___ Input data ___

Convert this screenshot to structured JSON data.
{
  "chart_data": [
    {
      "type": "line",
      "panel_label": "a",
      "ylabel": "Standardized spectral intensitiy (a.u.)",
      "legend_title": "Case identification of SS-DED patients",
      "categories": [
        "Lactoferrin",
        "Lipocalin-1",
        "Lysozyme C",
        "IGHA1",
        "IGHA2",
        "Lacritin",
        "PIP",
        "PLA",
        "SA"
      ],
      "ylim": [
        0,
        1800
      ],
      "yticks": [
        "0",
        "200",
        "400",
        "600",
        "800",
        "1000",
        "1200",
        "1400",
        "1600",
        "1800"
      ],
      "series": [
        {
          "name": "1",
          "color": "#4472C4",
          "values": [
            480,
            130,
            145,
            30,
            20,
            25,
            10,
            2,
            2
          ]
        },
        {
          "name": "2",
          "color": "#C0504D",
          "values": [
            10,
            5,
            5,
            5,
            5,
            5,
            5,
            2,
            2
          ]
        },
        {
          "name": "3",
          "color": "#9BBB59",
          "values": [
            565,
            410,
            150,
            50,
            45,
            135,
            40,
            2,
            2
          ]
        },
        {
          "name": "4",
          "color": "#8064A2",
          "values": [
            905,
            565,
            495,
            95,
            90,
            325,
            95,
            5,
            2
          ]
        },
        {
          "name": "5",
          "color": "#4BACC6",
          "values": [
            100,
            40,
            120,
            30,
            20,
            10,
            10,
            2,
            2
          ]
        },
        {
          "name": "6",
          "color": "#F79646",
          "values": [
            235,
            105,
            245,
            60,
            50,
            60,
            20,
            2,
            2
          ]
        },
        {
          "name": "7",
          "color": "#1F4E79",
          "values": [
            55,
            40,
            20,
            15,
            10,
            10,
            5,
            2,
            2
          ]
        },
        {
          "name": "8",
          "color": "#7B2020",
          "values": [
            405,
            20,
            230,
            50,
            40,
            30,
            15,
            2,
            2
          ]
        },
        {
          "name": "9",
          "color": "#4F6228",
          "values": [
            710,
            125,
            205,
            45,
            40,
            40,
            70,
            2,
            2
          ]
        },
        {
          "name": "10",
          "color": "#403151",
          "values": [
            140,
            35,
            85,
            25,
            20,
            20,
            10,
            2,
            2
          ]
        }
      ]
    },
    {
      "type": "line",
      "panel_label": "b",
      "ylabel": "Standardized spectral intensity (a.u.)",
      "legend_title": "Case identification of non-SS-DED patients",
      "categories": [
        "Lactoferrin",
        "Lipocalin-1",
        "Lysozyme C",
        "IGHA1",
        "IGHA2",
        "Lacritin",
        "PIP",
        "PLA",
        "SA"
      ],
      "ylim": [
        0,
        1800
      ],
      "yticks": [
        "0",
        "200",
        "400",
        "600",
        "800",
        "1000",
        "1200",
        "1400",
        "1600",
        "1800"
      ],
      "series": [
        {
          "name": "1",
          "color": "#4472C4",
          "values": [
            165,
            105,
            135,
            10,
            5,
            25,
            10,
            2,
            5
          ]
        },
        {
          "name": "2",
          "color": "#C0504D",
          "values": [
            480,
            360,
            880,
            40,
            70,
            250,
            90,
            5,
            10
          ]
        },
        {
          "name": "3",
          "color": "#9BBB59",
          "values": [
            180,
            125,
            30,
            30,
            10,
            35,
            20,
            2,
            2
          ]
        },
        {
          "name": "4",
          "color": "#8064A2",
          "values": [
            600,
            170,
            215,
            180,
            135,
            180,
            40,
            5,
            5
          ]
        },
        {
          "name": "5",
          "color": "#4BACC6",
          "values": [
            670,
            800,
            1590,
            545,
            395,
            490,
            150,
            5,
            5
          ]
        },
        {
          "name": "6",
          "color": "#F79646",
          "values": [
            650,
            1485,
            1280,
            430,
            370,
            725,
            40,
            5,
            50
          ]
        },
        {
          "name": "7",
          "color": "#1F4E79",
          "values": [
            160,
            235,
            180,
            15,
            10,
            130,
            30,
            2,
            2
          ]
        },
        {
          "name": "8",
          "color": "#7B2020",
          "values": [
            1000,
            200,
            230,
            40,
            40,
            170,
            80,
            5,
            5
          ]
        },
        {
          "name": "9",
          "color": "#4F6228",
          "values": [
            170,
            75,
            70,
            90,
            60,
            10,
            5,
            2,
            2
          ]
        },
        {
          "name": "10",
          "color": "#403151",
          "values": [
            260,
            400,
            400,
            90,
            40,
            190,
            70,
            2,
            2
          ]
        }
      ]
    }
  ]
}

___
___ Input data ___

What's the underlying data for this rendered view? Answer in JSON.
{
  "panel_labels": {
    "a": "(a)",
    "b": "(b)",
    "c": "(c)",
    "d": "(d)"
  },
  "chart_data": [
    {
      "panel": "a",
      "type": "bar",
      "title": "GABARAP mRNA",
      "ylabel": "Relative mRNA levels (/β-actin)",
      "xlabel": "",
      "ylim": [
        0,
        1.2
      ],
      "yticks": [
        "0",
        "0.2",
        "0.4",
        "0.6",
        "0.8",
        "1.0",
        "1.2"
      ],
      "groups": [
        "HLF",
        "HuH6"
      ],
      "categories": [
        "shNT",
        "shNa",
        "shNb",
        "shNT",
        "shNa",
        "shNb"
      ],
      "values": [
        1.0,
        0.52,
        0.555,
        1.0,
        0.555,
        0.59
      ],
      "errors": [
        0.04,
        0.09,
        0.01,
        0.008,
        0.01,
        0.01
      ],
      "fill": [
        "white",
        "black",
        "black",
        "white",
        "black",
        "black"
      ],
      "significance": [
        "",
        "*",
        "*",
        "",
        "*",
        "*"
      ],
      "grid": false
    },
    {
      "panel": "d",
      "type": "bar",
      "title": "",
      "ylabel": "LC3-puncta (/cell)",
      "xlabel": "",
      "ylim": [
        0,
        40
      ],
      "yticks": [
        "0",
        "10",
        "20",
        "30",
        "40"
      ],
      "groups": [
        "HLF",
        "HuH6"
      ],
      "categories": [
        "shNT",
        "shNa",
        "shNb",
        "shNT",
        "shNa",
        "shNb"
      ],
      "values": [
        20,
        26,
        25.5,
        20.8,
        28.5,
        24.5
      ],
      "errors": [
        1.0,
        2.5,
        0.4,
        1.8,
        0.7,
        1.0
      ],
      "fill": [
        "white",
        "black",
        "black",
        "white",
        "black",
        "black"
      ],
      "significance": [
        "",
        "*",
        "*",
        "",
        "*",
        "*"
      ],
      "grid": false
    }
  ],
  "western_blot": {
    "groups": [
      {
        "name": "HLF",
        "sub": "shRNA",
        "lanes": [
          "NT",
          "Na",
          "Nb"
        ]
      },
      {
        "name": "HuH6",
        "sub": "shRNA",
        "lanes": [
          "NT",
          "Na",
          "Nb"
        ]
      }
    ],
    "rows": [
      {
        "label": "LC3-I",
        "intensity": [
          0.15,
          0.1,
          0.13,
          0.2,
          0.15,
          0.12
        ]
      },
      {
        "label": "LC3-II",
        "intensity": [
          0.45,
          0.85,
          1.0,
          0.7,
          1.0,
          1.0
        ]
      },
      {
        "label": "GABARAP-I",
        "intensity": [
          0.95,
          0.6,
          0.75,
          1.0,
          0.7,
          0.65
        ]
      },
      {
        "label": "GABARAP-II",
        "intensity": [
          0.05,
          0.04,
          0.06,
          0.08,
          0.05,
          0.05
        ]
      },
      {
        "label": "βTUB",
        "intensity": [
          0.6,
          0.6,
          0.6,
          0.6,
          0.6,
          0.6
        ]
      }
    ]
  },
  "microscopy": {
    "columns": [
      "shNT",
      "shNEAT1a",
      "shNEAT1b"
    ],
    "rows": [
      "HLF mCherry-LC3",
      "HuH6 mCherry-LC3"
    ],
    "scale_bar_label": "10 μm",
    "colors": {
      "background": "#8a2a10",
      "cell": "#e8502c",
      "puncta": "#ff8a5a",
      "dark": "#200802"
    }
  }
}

___

→ **Task brief**
From the entries above, list each line with "JSON" in it.

→ **Your response**
Convert this screenshot to structured JSON data.
What's the underlying data for this rendered view? Answer in JSON.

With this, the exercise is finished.